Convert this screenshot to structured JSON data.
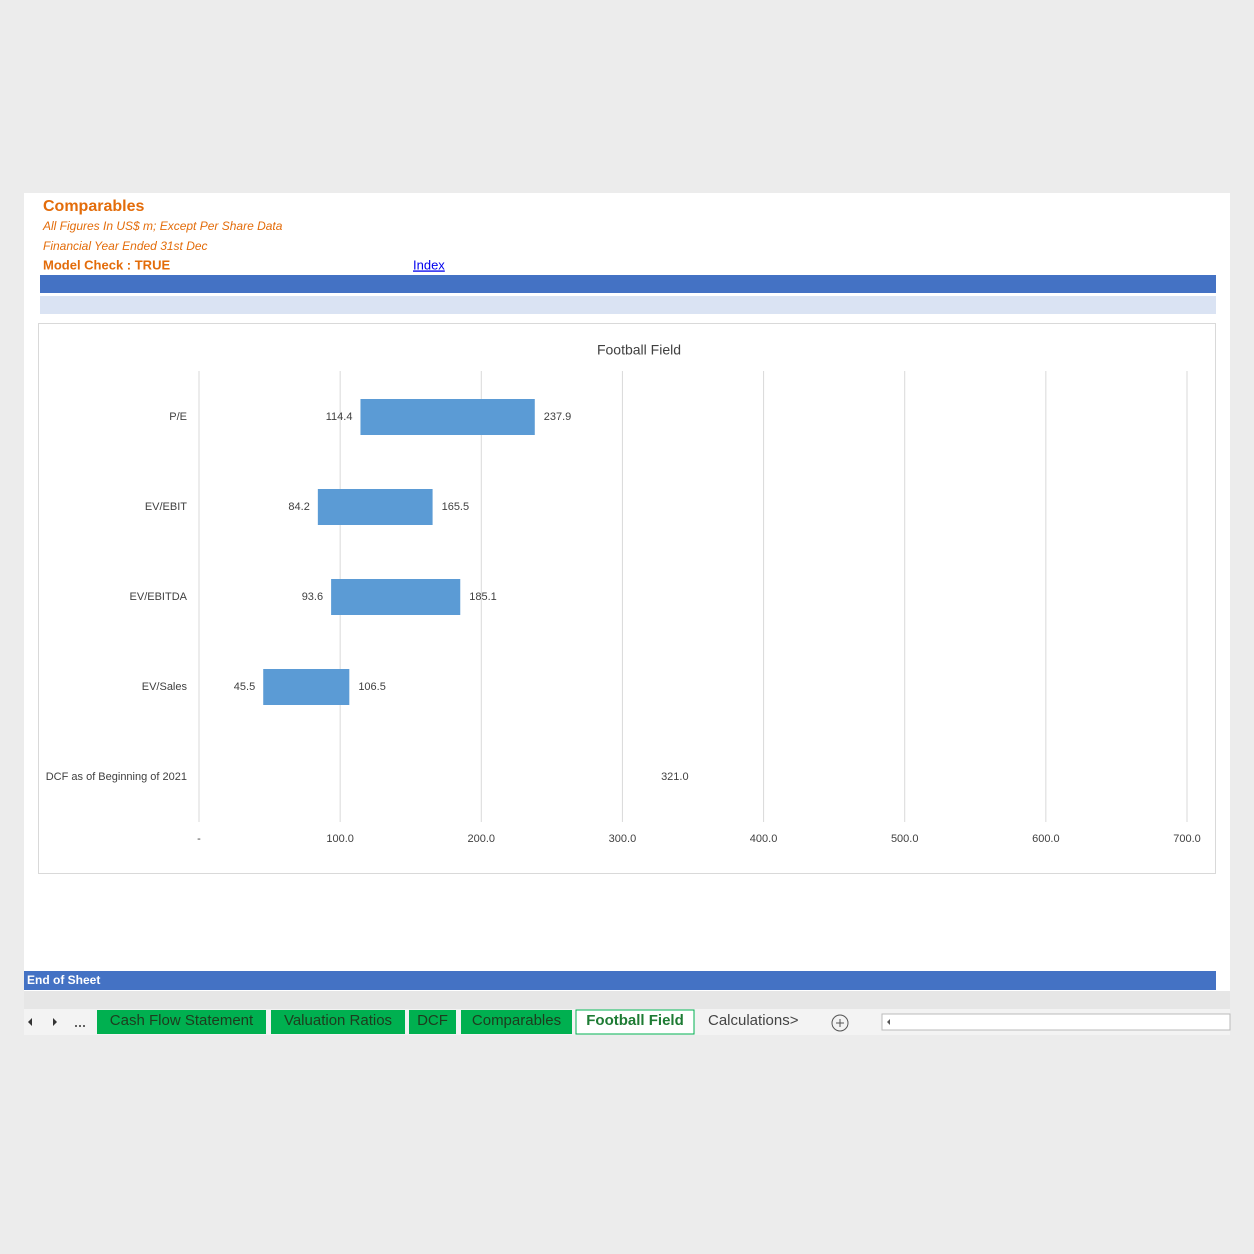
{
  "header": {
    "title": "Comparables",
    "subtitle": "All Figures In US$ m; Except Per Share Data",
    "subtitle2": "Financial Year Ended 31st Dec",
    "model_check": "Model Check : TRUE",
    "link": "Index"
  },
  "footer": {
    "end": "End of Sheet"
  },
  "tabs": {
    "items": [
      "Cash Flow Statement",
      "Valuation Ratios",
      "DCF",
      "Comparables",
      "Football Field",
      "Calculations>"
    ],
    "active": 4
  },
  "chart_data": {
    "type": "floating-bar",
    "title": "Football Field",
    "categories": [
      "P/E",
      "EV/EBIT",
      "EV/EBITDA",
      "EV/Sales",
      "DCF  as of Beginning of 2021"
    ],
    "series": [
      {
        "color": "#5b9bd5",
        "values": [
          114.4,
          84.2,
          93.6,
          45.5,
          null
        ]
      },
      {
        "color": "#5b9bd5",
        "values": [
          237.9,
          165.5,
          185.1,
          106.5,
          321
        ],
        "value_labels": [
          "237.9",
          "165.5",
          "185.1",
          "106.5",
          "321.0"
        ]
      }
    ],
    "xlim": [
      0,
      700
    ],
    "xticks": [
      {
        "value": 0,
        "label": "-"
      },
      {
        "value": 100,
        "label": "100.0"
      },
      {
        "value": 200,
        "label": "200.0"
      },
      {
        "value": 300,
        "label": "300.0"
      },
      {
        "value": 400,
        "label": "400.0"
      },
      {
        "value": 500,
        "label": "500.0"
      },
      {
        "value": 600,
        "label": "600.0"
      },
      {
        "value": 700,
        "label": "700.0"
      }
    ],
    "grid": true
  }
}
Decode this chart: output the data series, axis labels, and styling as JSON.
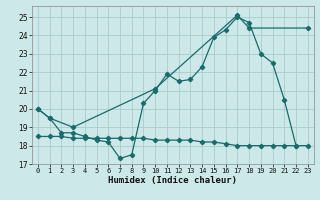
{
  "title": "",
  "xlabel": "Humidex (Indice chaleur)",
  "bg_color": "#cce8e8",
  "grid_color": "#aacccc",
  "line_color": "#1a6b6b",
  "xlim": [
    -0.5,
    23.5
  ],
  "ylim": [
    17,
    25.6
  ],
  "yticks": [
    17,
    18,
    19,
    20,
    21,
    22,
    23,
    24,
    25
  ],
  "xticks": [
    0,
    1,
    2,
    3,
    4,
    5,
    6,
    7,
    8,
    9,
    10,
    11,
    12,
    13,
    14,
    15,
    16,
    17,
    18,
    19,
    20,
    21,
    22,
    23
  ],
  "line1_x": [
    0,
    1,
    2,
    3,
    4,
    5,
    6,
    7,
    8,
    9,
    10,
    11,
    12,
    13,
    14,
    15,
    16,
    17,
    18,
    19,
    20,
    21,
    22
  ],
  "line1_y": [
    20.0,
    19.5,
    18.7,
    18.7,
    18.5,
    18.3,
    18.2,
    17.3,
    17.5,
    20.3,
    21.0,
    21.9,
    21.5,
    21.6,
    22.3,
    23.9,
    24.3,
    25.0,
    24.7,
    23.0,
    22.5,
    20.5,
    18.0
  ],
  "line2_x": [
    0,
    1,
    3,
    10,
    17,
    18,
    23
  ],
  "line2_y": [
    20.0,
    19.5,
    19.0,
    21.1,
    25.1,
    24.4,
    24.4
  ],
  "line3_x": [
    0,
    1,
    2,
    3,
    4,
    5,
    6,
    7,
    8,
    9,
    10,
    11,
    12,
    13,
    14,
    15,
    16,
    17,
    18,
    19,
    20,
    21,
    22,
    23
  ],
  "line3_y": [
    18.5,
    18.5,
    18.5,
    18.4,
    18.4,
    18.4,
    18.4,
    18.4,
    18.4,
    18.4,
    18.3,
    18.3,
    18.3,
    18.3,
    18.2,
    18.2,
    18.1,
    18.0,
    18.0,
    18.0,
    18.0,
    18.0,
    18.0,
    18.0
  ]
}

(DIRECTIONS FOR THIS TASK):
How many of these lines contain "Football"? Write only the number.

(CORRECT RESPONSE):
2